(Beginning of Records provided)

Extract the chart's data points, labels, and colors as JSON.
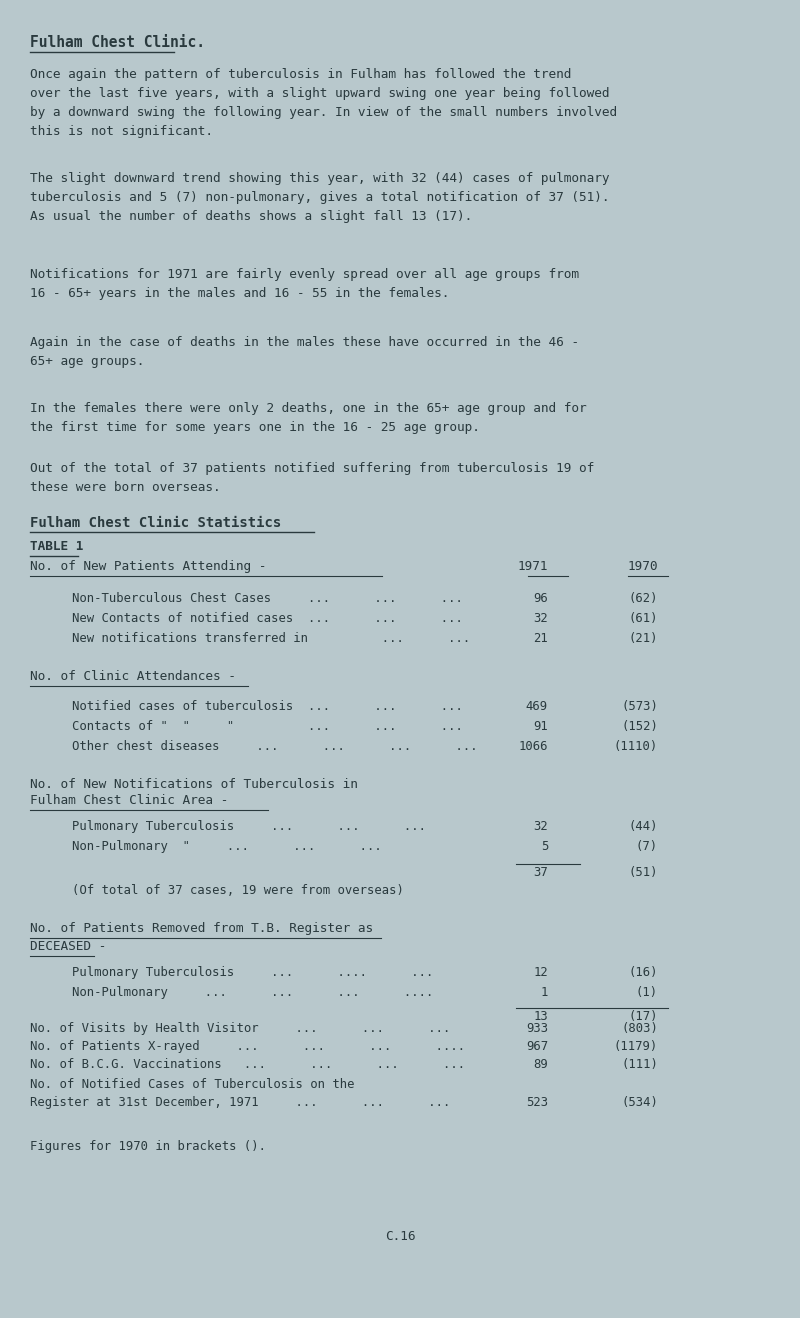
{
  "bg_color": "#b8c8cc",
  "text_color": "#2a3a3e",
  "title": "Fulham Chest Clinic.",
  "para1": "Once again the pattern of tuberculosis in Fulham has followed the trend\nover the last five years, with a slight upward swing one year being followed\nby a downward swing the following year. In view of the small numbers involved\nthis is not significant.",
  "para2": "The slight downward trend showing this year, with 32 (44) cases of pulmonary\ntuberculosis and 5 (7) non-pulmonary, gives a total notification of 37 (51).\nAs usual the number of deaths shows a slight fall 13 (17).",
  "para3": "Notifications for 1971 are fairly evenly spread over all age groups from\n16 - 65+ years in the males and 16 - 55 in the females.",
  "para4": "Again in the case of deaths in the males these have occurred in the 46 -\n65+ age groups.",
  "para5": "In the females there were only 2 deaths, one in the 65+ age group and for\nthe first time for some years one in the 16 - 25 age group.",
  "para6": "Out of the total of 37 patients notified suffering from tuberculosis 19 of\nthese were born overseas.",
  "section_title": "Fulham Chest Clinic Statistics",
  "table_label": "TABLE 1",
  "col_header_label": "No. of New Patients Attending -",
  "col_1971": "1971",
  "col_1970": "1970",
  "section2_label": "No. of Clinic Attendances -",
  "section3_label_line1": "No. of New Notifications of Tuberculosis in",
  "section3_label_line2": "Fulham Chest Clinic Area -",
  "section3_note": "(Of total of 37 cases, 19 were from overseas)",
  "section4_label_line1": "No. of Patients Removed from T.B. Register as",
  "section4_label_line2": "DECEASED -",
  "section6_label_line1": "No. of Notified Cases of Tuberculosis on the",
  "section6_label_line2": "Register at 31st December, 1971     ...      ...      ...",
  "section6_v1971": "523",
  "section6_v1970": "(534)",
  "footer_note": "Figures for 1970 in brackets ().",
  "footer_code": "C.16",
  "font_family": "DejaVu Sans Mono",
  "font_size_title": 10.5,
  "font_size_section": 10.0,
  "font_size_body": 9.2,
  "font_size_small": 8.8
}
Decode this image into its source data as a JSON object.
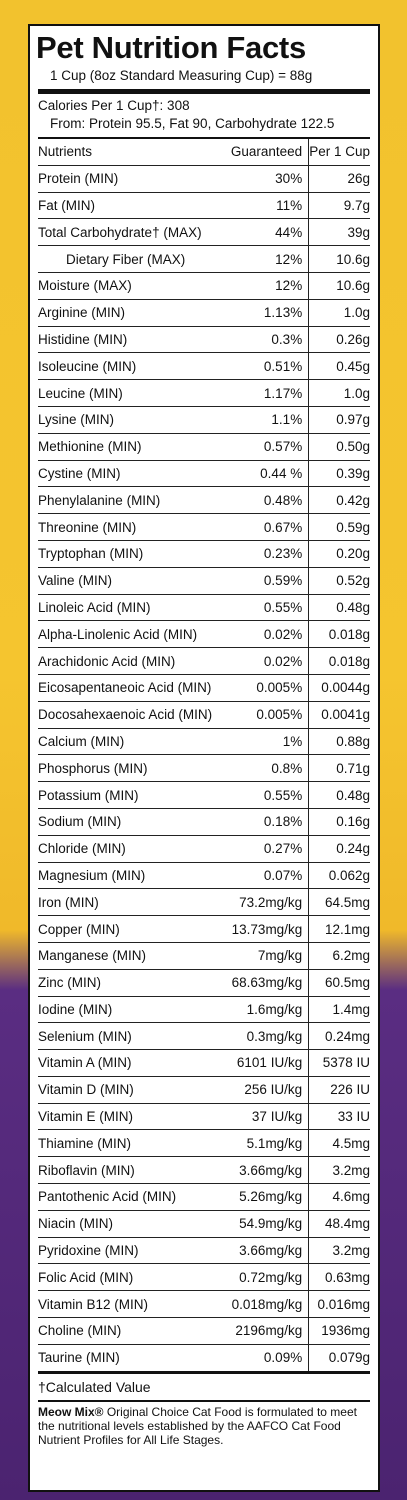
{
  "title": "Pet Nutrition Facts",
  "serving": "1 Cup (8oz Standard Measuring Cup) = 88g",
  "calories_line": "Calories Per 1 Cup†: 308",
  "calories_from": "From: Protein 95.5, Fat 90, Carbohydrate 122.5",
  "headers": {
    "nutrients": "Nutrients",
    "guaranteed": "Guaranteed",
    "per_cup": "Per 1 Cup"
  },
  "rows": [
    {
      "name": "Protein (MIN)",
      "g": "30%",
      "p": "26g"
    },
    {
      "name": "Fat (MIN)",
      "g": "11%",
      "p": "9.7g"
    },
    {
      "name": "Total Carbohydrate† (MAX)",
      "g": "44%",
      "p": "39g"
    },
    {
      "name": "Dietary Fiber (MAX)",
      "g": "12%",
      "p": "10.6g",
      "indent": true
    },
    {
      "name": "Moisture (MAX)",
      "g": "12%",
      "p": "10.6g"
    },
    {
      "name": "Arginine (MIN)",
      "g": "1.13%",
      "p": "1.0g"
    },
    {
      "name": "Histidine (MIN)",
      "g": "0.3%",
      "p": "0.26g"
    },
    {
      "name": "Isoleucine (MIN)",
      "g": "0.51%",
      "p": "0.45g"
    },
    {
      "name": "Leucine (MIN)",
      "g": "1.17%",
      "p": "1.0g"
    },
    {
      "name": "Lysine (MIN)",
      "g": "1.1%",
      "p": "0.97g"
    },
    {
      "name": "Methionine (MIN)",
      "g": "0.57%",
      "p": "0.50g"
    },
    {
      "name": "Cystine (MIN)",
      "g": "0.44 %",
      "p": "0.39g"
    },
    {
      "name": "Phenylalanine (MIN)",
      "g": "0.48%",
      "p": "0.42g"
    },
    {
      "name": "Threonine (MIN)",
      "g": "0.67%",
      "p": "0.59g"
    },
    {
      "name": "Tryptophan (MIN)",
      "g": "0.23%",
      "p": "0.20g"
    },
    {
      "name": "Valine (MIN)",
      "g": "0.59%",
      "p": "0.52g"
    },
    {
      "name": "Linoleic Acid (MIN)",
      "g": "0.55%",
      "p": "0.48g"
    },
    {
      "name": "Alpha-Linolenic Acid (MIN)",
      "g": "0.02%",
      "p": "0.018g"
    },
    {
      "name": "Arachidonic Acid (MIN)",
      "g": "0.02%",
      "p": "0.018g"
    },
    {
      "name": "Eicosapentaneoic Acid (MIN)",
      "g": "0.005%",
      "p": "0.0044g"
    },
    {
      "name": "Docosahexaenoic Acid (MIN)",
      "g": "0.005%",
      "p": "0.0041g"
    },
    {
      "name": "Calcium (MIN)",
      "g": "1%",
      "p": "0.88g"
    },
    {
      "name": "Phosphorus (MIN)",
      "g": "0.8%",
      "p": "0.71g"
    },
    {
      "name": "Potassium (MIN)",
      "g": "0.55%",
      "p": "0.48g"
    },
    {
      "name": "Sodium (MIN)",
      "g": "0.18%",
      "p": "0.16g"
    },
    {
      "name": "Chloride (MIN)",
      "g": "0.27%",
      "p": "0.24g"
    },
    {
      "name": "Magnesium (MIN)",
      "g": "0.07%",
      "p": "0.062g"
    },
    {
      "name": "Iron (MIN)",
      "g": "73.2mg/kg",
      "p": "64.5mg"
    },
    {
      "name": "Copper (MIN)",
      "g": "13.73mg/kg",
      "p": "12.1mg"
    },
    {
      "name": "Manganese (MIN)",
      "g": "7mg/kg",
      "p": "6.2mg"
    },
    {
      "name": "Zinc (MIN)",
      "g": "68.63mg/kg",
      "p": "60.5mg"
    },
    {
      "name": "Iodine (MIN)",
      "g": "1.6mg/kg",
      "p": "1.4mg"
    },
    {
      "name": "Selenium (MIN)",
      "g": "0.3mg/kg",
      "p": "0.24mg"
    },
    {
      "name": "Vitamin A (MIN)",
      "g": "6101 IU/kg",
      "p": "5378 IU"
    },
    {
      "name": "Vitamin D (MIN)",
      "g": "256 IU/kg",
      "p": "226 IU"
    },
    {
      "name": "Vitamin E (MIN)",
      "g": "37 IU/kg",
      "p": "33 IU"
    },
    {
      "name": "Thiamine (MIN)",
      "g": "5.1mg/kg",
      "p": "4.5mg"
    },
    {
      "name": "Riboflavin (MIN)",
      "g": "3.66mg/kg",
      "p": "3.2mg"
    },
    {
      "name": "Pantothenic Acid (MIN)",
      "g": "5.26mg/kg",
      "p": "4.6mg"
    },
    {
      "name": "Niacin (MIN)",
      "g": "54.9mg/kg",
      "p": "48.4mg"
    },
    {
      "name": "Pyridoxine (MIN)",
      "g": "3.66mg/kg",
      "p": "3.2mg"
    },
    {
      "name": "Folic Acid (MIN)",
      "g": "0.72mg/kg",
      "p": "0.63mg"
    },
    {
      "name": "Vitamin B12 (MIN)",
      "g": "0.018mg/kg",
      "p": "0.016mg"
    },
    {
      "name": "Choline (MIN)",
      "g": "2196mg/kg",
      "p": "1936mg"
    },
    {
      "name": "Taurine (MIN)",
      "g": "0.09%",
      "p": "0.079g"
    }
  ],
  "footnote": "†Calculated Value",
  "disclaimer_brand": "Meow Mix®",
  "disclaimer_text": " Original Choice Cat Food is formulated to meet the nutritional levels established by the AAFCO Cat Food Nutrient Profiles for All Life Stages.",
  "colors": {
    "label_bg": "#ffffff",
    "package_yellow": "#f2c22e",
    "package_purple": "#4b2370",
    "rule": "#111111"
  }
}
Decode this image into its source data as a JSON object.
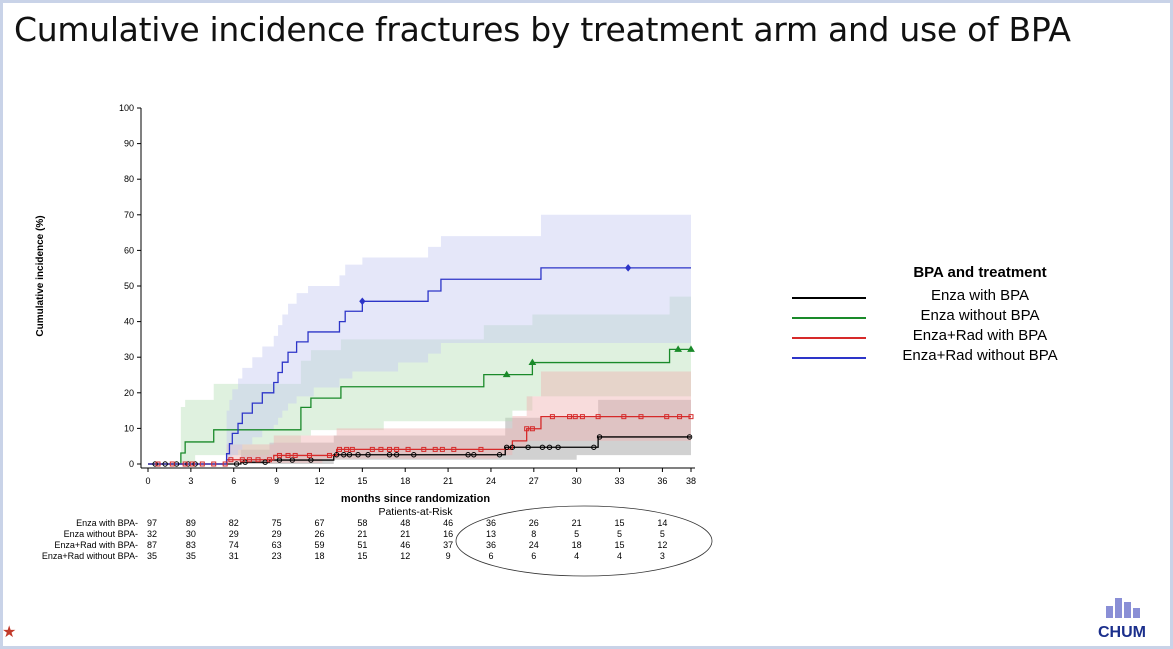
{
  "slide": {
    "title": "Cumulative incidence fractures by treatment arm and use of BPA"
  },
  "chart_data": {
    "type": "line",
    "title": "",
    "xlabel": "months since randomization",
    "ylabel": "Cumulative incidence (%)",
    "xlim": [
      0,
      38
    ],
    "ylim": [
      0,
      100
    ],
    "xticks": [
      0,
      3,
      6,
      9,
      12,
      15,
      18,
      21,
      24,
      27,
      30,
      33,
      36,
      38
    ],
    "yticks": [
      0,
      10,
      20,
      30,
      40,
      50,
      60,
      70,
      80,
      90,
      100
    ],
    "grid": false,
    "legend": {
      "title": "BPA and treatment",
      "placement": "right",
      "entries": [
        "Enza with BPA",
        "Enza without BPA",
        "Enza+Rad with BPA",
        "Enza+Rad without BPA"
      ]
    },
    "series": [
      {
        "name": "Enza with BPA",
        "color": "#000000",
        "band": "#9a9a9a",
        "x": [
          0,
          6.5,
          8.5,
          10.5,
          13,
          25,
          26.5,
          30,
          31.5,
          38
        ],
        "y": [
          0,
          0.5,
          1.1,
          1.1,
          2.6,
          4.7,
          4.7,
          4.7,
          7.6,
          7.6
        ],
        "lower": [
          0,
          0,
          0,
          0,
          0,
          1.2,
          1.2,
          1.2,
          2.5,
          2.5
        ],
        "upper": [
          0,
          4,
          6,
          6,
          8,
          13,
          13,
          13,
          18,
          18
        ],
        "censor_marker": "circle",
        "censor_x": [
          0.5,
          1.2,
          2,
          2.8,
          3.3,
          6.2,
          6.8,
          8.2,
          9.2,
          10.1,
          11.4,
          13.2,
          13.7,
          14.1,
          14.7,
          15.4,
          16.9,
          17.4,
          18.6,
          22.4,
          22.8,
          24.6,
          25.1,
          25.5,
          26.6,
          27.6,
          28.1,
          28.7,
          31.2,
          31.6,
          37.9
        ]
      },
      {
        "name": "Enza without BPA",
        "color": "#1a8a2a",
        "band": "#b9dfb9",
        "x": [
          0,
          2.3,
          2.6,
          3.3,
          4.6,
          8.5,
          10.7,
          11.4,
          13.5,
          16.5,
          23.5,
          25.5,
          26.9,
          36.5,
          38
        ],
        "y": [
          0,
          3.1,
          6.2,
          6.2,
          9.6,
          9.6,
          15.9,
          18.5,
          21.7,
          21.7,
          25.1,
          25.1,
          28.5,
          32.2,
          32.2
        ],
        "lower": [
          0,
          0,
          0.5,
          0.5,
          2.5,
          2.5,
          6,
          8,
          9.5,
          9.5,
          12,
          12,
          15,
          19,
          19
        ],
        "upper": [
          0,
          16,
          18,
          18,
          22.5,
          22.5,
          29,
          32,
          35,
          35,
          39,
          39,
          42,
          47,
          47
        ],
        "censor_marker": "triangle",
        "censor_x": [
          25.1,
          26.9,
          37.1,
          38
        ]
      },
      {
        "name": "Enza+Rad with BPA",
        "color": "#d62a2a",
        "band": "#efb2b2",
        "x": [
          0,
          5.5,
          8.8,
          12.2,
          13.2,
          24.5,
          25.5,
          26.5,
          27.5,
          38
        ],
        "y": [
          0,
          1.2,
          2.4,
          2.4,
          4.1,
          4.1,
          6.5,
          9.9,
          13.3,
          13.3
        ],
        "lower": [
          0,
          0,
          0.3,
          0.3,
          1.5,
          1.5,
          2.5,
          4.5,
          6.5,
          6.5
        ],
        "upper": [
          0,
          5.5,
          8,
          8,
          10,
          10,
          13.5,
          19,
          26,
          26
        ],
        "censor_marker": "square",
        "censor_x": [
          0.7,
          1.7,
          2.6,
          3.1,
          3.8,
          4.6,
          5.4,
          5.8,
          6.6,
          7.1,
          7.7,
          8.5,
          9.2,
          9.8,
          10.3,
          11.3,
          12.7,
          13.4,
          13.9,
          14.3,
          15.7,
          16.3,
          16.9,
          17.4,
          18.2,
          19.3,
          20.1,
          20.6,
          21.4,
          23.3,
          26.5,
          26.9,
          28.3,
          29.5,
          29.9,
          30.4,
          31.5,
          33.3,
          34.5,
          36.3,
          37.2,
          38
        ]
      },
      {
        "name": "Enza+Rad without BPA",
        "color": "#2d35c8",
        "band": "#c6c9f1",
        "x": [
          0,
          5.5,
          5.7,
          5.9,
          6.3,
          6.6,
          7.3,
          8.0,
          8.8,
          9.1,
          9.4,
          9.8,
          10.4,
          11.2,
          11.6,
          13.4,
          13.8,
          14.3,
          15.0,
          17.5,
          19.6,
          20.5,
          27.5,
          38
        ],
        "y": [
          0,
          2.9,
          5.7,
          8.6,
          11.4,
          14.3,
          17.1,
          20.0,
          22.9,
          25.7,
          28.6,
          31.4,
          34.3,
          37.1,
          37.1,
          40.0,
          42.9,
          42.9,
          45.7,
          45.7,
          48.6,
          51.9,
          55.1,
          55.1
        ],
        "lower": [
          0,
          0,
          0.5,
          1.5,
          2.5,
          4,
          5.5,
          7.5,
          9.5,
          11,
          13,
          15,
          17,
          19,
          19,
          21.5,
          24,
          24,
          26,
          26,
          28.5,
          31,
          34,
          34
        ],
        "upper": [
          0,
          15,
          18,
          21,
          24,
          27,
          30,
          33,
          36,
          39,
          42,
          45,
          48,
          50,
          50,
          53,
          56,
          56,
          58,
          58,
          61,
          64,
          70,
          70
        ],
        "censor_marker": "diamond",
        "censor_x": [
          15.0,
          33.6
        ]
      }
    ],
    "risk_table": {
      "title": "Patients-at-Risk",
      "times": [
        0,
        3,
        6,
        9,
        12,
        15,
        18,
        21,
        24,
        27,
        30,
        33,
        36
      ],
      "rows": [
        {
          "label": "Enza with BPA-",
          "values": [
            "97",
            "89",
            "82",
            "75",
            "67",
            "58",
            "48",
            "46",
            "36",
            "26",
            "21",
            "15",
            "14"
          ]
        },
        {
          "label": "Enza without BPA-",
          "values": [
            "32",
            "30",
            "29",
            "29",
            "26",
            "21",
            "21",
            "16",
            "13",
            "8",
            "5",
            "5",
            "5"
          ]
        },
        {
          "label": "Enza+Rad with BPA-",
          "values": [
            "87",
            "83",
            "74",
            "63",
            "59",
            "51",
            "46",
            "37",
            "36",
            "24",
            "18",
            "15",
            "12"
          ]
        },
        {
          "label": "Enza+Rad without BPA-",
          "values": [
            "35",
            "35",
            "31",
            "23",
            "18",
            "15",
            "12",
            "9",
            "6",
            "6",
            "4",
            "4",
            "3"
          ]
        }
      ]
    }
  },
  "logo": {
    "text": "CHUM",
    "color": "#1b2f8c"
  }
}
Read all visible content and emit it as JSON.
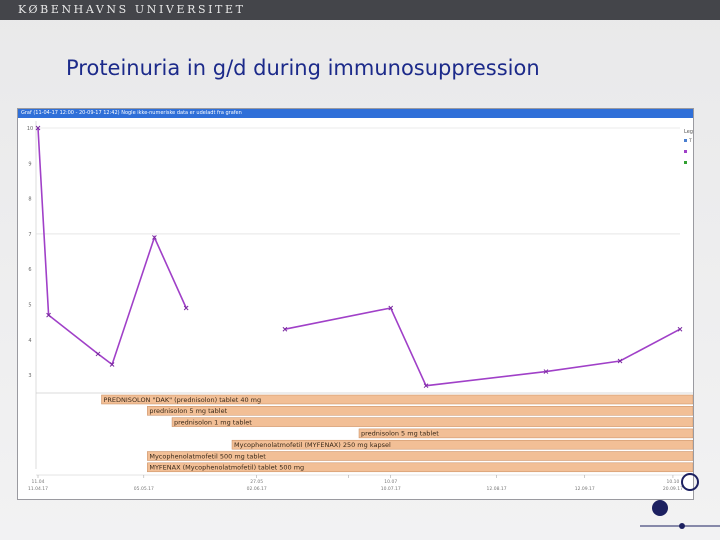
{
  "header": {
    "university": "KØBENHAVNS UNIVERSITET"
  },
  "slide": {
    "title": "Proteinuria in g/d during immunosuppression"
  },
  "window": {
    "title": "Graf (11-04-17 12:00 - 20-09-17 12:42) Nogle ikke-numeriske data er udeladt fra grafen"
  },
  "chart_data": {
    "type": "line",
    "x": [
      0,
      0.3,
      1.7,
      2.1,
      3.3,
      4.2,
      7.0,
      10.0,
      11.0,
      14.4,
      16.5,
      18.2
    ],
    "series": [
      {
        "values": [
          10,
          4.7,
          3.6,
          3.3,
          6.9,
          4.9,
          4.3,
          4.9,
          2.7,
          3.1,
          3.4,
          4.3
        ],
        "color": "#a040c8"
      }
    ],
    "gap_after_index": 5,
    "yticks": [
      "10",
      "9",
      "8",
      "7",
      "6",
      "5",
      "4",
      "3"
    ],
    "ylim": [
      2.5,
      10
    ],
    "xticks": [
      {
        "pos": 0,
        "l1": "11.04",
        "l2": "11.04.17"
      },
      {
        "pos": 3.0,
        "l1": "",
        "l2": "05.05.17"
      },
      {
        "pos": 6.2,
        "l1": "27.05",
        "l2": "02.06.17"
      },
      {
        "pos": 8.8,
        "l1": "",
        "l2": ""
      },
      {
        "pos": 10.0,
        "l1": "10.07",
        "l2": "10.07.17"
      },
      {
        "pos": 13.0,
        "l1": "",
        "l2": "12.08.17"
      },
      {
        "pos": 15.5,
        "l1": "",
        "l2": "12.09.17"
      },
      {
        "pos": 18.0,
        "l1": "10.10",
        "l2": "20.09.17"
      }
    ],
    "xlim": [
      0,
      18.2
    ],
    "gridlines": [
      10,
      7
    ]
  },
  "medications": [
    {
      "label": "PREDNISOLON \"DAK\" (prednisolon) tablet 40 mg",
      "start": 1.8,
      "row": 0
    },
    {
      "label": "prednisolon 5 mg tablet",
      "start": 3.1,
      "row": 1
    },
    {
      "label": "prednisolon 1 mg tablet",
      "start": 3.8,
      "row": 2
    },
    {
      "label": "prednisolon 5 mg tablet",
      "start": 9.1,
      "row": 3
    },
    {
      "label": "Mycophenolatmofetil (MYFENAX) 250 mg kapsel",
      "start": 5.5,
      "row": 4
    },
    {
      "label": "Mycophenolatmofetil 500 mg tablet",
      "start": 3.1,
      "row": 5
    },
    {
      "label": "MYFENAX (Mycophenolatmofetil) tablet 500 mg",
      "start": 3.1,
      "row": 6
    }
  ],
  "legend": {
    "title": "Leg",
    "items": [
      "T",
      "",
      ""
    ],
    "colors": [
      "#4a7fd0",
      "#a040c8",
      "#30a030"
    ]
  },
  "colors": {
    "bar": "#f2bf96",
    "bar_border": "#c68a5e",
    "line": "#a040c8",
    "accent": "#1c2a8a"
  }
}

(End of Records provided)

▶ **Assigned task**
On how many lines of the data does "incidence" appear? Give only that number.

▶ **Result of this task**
2